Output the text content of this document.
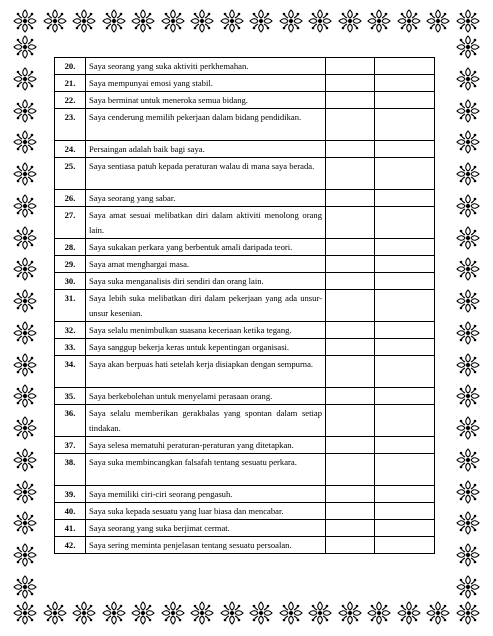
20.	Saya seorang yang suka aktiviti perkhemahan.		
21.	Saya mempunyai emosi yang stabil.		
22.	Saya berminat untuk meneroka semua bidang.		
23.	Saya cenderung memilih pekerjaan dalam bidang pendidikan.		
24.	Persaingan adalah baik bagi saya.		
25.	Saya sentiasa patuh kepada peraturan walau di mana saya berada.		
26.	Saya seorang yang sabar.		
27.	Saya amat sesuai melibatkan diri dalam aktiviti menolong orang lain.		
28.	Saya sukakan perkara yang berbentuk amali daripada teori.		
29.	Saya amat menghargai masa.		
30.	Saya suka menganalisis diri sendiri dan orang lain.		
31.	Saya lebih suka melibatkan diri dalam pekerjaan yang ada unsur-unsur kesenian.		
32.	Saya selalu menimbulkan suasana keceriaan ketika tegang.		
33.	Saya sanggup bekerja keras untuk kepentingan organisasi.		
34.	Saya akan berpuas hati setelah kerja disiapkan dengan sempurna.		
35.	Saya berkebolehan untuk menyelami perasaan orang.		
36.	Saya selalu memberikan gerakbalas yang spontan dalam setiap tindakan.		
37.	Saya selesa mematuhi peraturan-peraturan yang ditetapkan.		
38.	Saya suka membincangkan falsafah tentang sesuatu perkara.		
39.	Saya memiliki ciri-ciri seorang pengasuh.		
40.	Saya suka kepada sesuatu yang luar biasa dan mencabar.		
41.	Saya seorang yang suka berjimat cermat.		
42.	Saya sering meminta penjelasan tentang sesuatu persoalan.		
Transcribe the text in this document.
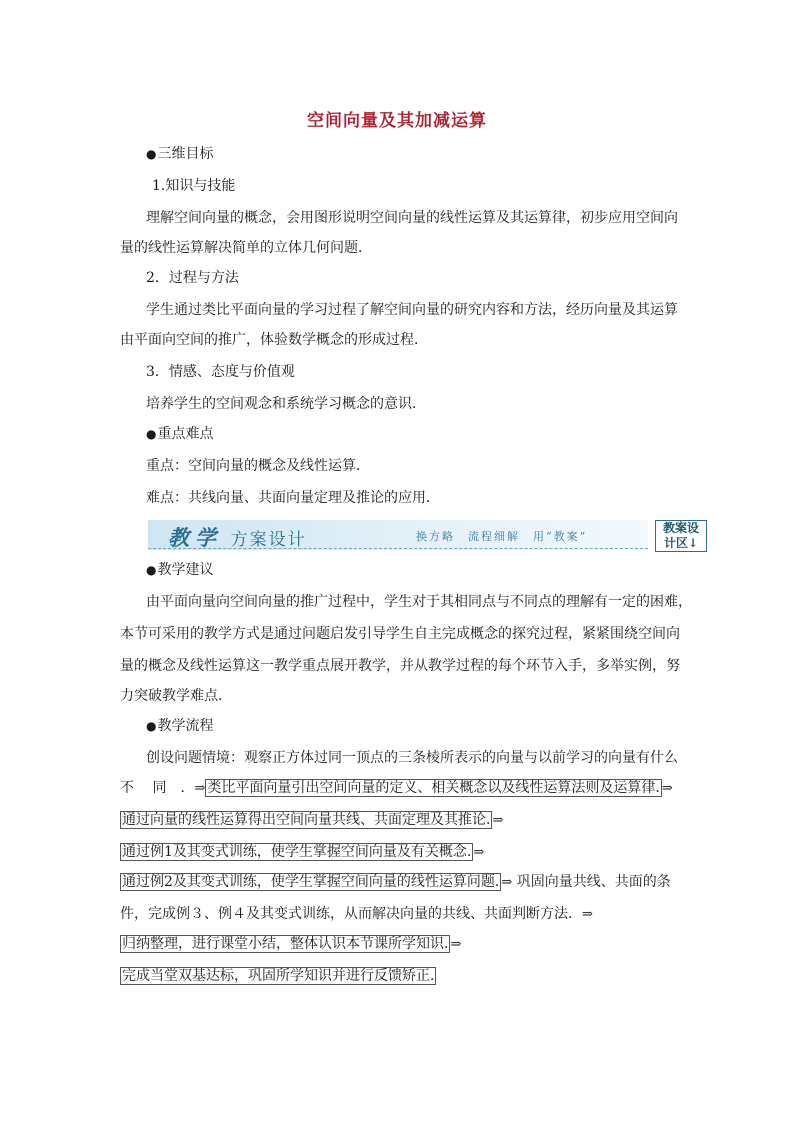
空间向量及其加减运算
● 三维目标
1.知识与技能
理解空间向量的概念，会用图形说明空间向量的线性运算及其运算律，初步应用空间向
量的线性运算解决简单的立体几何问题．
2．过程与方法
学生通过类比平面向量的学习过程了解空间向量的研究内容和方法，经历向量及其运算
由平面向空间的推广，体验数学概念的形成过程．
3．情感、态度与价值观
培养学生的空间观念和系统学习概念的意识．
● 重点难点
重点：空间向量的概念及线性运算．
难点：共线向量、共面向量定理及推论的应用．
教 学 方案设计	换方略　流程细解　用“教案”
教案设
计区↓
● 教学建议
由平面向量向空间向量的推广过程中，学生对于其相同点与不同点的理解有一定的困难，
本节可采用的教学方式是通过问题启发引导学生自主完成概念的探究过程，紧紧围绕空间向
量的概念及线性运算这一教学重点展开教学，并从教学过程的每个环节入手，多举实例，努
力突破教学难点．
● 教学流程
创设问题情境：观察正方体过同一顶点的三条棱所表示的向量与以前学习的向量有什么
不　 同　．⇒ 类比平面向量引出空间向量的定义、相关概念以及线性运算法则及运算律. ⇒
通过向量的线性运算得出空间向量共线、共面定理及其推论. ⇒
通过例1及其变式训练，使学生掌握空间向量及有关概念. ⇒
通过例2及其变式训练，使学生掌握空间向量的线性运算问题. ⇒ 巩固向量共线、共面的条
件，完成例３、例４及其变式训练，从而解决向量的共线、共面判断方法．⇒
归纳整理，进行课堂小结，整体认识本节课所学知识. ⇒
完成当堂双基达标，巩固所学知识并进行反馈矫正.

=====

[YOUR OBJECTIVE] Repeat the records in full, exactly as they appear, without the pictures.

[RESULT OF THIS EXERCISE]
Output the text content of this document.
20.	Saya seorang yang suka aktiviti perkhemahan.		
21.	Saya mempunyai emosi yang stabil.		
22.	Saya berminat untuk meneroka semua bidang.		
23.	Saya cenderung memilih pekerjaan dalam bidang pendidikan.		
24.	Persaingan adalah baik bagi saya.		
25.	Saya sentiasa patuh kepada peraturan walau di mana saya berada.		
26.	Saya seorang yang sabar.		
27.	Saya amat sesuai melibatkan diri dalam aktiviti menolong orang lain.		
28.	Saya sukakan perkara yang berbentuk amali daripada teori.		
29.	Saya amat menghargai masa.		
30.	Saya suka menganalisis diri sendiri dan orang lain.		
31.	Saya lebih suka melibatkan diri dalam pekerjaan yang ada unsur-unsur kesenian.		
32.	Saya selalu menimbulkan suasana keceriaan ketika tegang.		
33.	Saya sanggup bekerja keras untuk kepentingan organisasi.		
34.	Saya akan berpuas hati setelah kerja disiapkan dengan sempurna.		
35.	Saya berkebolehan untuk menyelami perasaan orang.		
36.	Saya selalu memberikan gerakbalas yang spontan dalam setiap tindakan.		
37.	Saya selesa mematuhi peraturan-peraturan yang ditetapkan.		
38.	Saya suka membincangkan falsafah tentang sesuatu perkara.		
39.	Saya memiliki ciri-ciri seorang pengasuh.		
40.	Saya suka kepada sesuatu yang luar biasa dan mencabar.		
41.	Saya seorang yang suka berjimat cermat.		
42.	Saya sering meminta penjelasan tentang sesuatu persoalan.		
Transcribe the text in this document.
空间向量及其加减运算
● 三维目标
1.知识与技能
理解空间向量的概念，会用图形说明空间向量的线性运算及其运算律，初步应用空间向
量的线性运算解决简单的立体几何问题．
2．过程与方法
学生通过类比平面向量的学习过程了解空间向量的研究内容和方法，经历向量及其运算
由平面向空间的推广，体验数学概念的形成过程．
3．情感、态度与价值观
培养学生的空间观念和系统学习概念的意识．
● 重点难点
重点：空间向量的概念及线性运算．
难点：共线向量、共面向量定理及推论的应用．
教 学 方案设计	换方略　流程细解　用“教案”
教案设
计区↓
● 教学建议
由平面向量向空间向量的推广过程中，学生对于其相同点与不同点的理解有一定的困难，
本节可采用的教学方式是通过问题启发引导学生自主完成概念的探究过程，紧紧围绕空间向
量的概念及线性运算这一教学重点展开教学，并从教学过程的每个环节入手，多举实例，努
力突破教学难点．
● 教学流程
创设问题情境：观察正方体过同一顶点的三条棱所表示的向量与以前学习的向量有什么
不　 同　．⇒ 类比平面向量引出空间向量的定义、相关概念以及线性运算法则及运算律. ⇒
通过向量的线性运算得出空间向量共线、共面定理及其推论. ⇒
通过例1及其变式训练，使学生掌握空间向量及有关概念. ⇒
通过例2及其变式训练，使学生掌握空间向量的线性运算问题. ⇒ 巩固向量共线、共面的条
件，完成例３、例４及其变式训练，从而解决向量的共线、共面判断方法．⇒
归纳整理，进行课堂小结，整体认识本节课所学知识. ⇒
完成当堂双基达标，巩固所学知识并进行反馈矫正.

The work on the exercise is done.